§ DIRECTIONS:
Please set down all the lines beneath this one exactly, without the pictures.

§ RECORDS FOR PROCESSING:
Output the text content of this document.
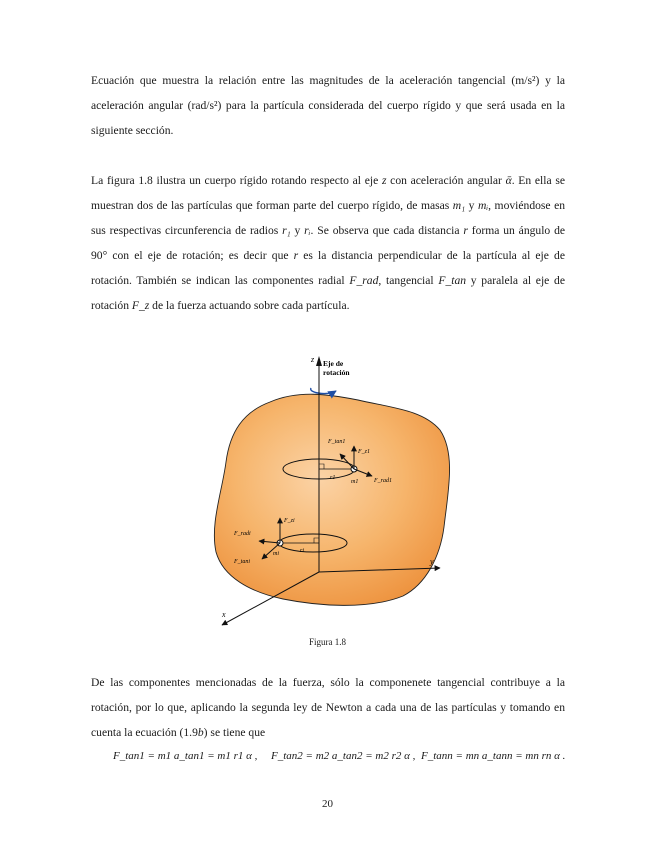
Ecuación que muestra la relación entre las magnitudes de la aceleración tangencial (m/s²) y la aceleración angular (rad/s²) para la partícula considerada del cuerpo rígido y que será usada en la siguiente sección.

La figura 1.8 ilustra un cuerpo rígido rotando respecto al eje z con aceleración angular ᾱ. En ella se muestran dos de las partículas que forman parte del cuerpo rígido, de masas m₁ y mᵢ, moviéndose en sus respectivas circunferencia de radios r₁ y rᵢ. Se observa que cada distancia r forma un ángulo de 90° con el eje de rotación; es decir que r es la distancia perpendicular de la partícula al eje de rotación. También se indican las componentes radial F_rad, tangencial F_tan y paralela al eje de rotación F_z de la fuerza actuando sobre cada partícula.

z Eje de
rotación
y
x
r1
F_tan1
F_z1
F_rad1
m1
ri
F_zi
F_radi
F_tani
mi
Figura 1.8

De las componentes mencionadas de la fuerza, sólo la componenete tangencial contribuye a la rotación, por lo que, aplicando la segunda ley de Newton a cada una de las partículas y tomando en cuenta la ecuación (1.9b) se tiene que

F_tan1 = m1 a_tan1 = m1 r1 α , F_tan2 = m2 a_tan2 = m2 r2 α , F_tann = mn a_tann = mn rn α .
20
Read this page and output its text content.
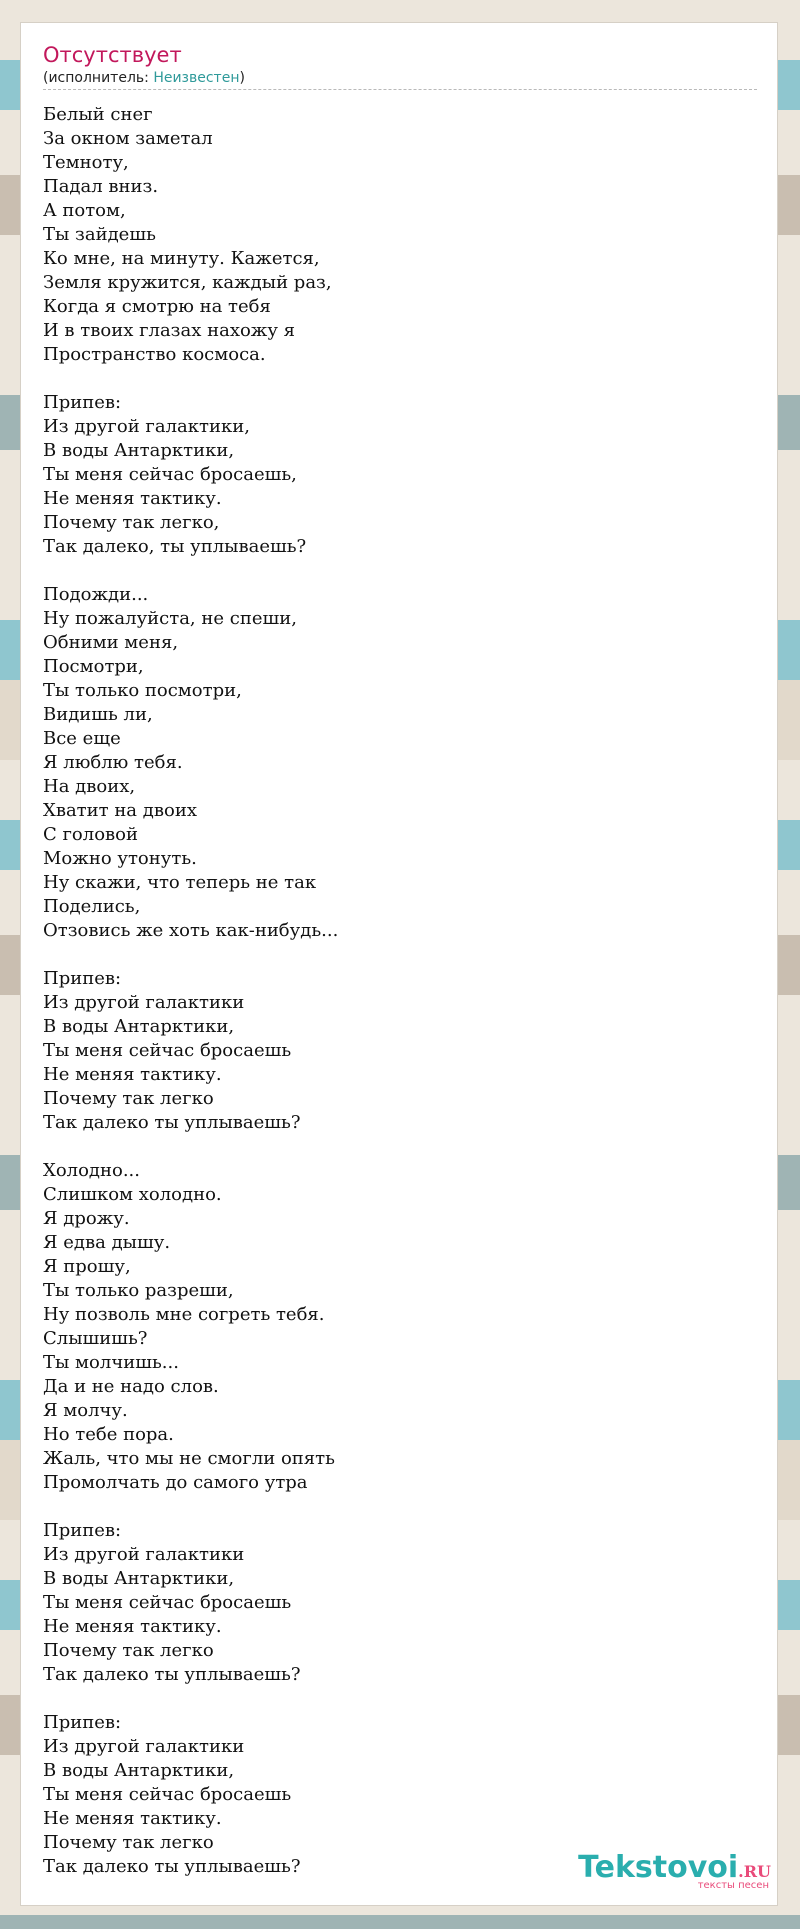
Отсутствует
(исполнитель: Неизвестен)
Белый снег
За окном заметал
Темноту,
Падал вниз.
А потом,
Ты зайдешь
Ко мне, на минуту. Кажется,
Земля кружится, каждый раз,
Когда я смотрю на тебя
И в твоих глазах нахожу я
Пространство космоса.
Припев:
Из другой галактики,
В воды Антарктики,
Ты меня сейчас бросаешь,
Не меняя тактику.
Почему так легко,
Так далеко, ты уплываешь?
Подожди...
Ну пожалуйста, не спеши,
Обними меня,
Посмотри,
Ты только посмотри,
Видишь ли,
Все еще
Я люблю тебя.
На двоих,
Хватит на двоих
С головой
Можно утонуть.
Ну скажи, что теперь не так
Поделись,
Отзовись же хоть как-нибудь...
Припев:
Из другой галактики
В воды Антарктики,
Ты меня сейчас бросаешь
Не меняя тактику.
Почему так легко
Так далеко ты уплываешь?
Холодно...
Слишком холодно.
Я дрожу.
Я едва дышу.
Я прошу,
Ты только разреши,
Ну позволь мне согреть тебя.
Слышишь?
Ты молчишь...
Да и не надо слов.
Я молчу.
Но тебе пора.
Жаль, что мы не смогли опять
Промолчать до самого утра
Припев:
Из другой галактики
В воды Антарктики,
Ты меня сейчас бросаешь
Не меняя тактику.
Почему так легко
Так далеко ты уплываешь?
Припев:
Из другой галактики
В воды Антарктики,
Ты меня сейчас бросаешь
Не меняя тактику.
Почему так легко
Так далеко ты уплываешь?	Tekstovoi.RU
тексты песен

§ SOLUTION FOR THIS PROBLEM:
Output the text content of this document.
Ecuación que muestra la relación entre las magnitudes de la aceleración tangencial (m/s²) y la aceleración angular (rad/s²) para la partícula considerada del cuerpo rígido y que será usada en la siguiente sección.

La figura 1.8 ilustra un cuerpo rígido rotando respecto al eje z con aceleración angular ᾱ. En ella se muestran dos de las partículas que forman parte del cuerpo rígido, de masas m₁ y mᵢ, moviéndose en sus respectivas circunferencia de radios r₁ y rᵢ. Se observa que cada distancia r forma un ángulo de 90° con el eje de rotación; es decir que r es la distancia perpendicular de la partícula al eje de rotación. También se indican las componentes radial F_rad, tangencial F_tan y paralela al eje de rotación F_z de la fuerza actuando sobre cada partícula.

z Eje de
rotación
y
x
r1
F_tan1
F_z1
F_rad1
m1
ri
F_zi
F_radi
F_tani
mi
Figura 1.8

De las componentes mencionadas de la fuerza, sólo la componenete tangencial contribuye a la rotación, por lo que, aplicando la segunda ley de Newton a cada una de las partículas y tomando en cuenta la ecuación (1.9b) se tiene que

F_tan1 = m1 a_tan1 = m1 r1 α , F_tan2 = m2 a_tan2 = m2 r2 α , F_tann = mn a_tann = mn rn α .
20
Read this page and output its text content.
Отсутствует
(исполнитель: Неизвестен)
Белый снег
За окном заметал
Темноту,
Падал вниз.
А потом,
Ты зайдешь
Ко мне, на минуту. Кажется,
Земля кружится, каждый раз,
Когда я смотрю на тебя
И в твоих глазах нахожу я
Пространство космоса.
Припев:
Из другой галактики,
В воды Антарктики,
Ты меня сейчас бросаешь,
Не меняя тактику.
Почему так легко,
Так далеко, ты уплываешь?
Подожди...
Ну пожалуйста, не спеши,
Обними меня,
Посмотри,
Ты только посмотри,
Видишь ли,
Все еще
Я люблю тебя.
На двоих,
Хватит на двоих
С головой
Можно утонуть.
Ну скажи, что теперь не так
Поделись,
Отзовись же хоть как-нибудь...
Припев:
Из другой галактики
В воды Антарктики,
Ты меня сейчас бросаешь
Не меняя тактику.
Почему так легко
Так далеко ты уплываешь?
Холодно...
Слишком холодно.
Я дрожу.
Я едва дышу.
Я прошу,
Ты только разреши,
Ну позволь мне согреть тебя.
Слышишь?
Ты молчишь...
Да и не надо слов.
Я молчу.
Но тебе пора.
Жаль, что мы не смогли опять
Промолчать до самого утра
Припев:
Из другой галактики
В воды Антарктики,
Ты меня сейчас бросаешь
Не меняя тактику.
Почему так легко
Так далеко ты уплываешь?
Припев:
Из другой галактики
В воды Антарктики,
Ты меня сейчас бросаешь
Не меняя тактику.
Почему так легко
Так далеко ты уплываешь?	Tekstovoi.RU
тексты песен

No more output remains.